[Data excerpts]
● ● ●
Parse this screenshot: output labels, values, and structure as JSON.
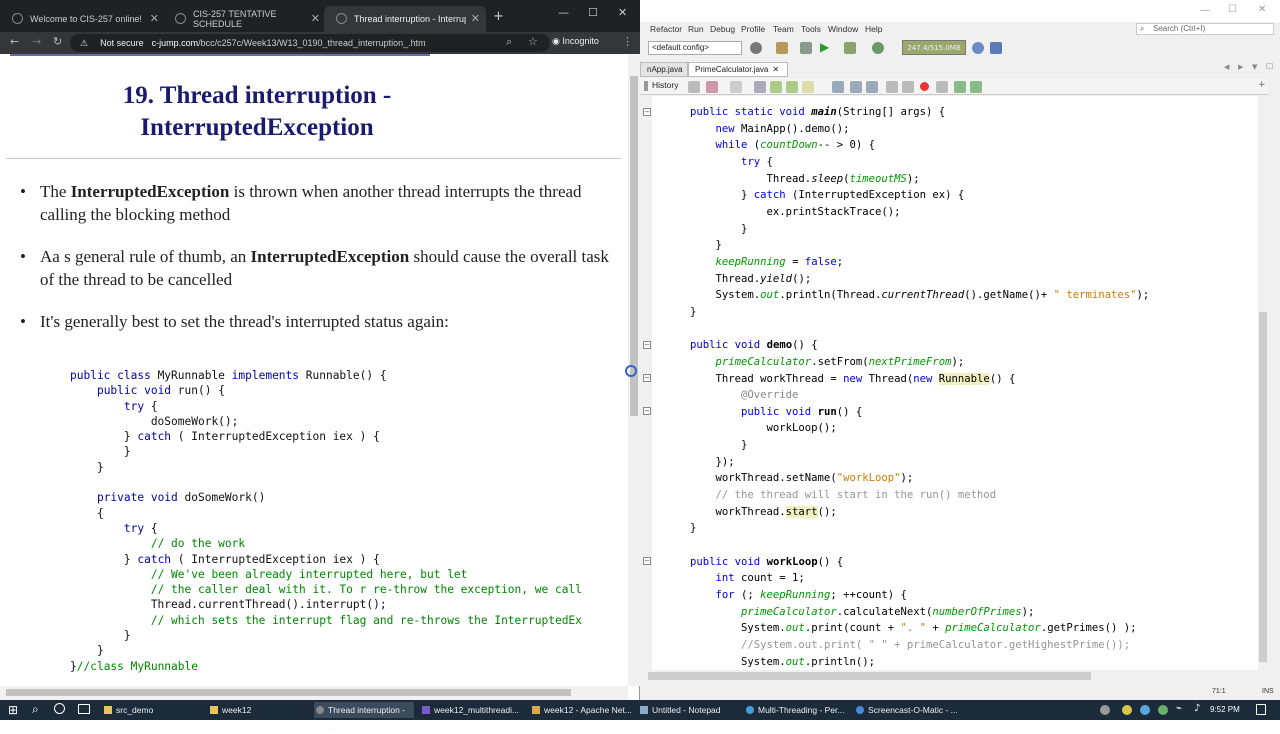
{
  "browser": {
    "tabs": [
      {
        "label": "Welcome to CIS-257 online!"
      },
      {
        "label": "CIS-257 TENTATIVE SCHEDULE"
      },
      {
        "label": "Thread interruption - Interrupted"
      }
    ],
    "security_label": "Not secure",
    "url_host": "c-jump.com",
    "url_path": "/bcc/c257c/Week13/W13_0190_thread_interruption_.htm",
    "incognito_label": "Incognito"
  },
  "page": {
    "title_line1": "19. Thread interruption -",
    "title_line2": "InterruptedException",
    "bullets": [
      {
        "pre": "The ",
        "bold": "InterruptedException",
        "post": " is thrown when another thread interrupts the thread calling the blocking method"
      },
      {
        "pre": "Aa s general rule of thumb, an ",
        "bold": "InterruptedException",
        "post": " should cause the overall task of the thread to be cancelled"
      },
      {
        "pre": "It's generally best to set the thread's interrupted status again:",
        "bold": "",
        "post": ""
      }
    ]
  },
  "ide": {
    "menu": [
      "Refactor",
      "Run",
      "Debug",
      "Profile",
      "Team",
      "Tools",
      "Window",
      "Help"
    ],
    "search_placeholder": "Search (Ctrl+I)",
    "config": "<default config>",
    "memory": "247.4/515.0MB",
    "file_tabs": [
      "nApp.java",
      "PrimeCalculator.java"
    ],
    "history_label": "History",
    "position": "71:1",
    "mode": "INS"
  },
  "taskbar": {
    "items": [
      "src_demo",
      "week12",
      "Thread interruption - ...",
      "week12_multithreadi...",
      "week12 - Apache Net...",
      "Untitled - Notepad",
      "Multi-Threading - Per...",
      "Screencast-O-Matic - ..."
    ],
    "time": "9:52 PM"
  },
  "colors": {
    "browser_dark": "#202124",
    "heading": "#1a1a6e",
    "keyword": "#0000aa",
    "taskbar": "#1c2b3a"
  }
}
● ● ●
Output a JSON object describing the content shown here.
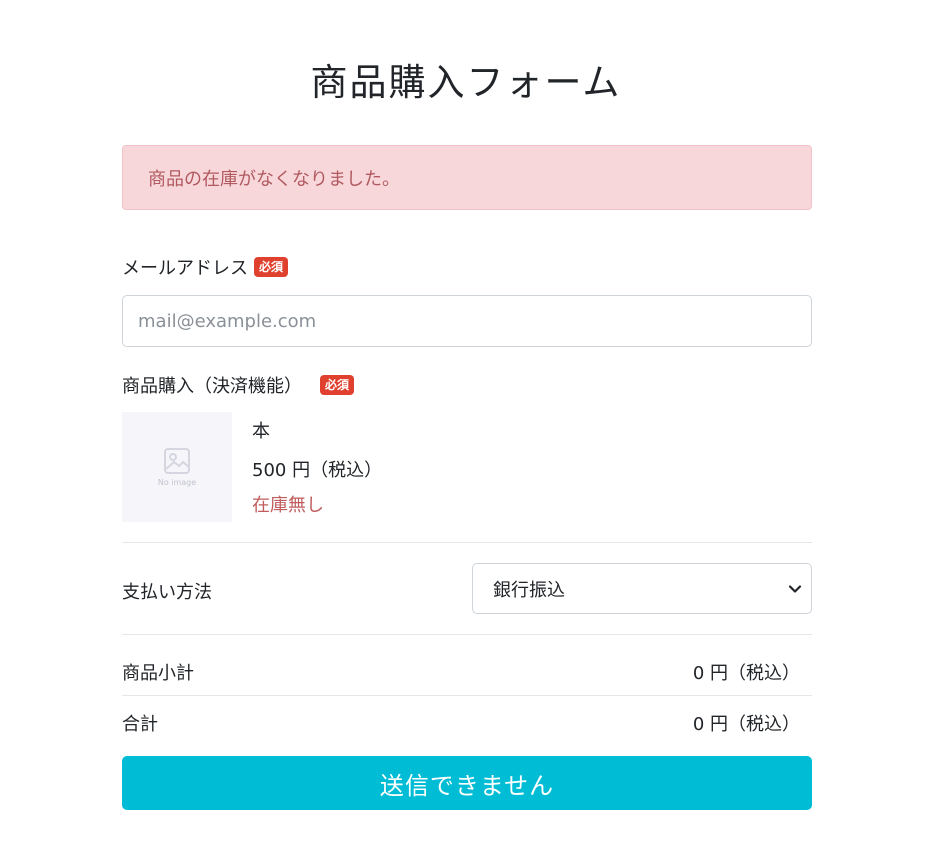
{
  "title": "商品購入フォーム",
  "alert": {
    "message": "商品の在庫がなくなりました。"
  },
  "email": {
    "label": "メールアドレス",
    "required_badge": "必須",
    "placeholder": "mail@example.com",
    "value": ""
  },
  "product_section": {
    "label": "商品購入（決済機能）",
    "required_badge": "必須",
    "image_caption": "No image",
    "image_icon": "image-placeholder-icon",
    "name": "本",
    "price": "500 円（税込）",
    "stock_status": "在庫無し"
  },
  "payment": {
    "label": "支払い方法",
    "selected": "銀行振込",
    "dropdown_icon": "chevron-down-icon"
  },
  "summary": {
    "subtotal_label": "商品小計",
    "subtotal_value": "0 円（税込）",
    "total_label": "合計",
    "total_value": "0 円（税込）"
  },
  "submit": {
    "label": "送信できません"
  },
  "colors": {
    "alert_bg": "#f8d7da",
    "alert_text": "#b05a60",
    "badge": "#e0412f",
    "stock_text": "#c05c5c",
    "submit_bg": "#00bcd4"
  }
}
● ● ●
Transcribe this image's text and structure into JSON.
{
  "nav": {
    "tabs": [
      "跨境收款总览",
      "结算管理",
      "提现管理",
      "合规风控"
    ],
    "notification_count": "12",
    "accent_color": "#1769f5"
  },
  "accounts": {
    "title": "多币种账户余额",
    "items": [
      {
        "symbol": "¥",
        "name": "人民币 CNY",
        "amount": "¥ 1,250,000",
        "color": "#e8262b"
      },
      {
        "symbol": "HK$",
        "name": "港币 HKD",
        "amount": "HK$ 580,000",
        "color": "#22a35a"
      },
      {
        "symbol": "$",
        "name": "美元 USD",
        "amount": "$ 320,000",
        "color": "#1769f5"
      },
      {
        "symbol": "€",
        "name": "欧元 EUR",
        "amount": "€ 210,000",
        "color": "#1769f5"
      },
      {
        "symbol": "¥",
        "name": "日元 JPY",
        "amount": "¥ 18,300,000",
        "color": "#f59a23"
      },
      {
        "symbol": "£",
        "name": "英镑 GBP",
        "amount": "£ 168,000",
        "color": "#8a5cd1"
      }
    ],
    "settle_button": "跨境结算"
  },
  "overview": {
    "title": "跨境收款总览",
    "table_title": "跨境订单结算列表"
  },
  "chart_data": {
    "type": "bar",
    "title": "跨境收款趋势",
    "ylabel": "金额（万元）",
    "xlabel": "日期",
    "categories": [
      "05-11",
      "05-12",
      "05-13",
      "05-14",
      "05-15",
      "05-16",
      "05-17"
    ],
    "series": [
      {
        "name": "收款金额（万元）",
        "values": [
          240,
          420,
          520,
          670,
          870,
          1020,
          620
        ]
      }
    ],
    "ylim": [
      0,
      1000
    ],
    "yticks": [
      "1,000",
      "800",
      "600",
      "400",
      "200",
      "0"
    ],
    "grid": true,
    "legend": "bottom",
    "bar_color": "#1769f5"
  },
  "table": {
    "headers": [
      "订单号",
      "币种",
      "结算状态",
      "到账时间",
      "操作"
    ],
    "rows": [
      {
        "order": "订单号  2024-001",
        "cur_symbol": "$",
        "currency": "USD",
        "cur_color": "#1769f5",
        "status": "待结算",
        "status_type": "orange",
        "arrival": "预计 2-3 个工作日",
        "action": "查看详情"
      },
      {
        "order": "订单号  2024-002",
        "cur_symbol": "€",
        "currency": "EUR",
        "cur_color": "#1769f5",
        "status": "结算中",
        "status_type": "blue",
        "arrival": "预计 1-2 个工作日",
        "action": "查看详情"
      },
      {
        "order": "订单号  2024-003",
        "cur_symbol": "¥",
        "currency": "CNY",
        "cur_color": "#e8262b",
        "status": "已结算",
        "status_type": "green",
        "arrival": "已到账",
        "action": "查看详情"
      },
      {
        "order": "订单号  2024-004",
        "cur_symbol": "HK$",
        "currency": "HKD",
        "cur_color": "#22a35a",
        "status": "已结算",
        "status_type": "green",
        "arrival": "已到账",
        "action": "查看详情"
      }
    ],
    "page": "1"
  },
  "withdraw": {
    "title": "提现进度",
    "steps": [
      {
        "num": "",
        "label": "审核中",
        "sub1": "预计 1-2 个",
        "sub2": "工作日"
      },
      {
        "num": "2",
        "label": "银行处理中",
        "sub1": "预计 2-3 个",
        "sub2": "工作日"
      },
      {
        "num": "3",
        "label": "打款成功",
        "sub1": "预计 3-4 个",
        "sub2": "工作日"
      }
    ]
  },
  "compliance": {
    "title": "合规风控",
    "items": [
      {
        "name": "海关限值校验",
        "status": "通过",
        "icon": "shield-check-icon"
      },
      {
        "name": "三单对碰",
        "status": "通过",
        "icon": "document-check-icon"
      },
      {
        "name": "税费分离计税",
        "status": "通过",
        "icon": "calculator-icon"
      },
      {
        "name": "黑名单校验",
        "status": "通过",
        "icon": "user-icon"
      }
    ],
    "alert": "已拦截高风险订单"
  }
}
● ● ●
REQUIRED TASK » In the entries above, how many lines hold the word "post"? State the number and nothing else.

COMPLETED EXERCISE » 3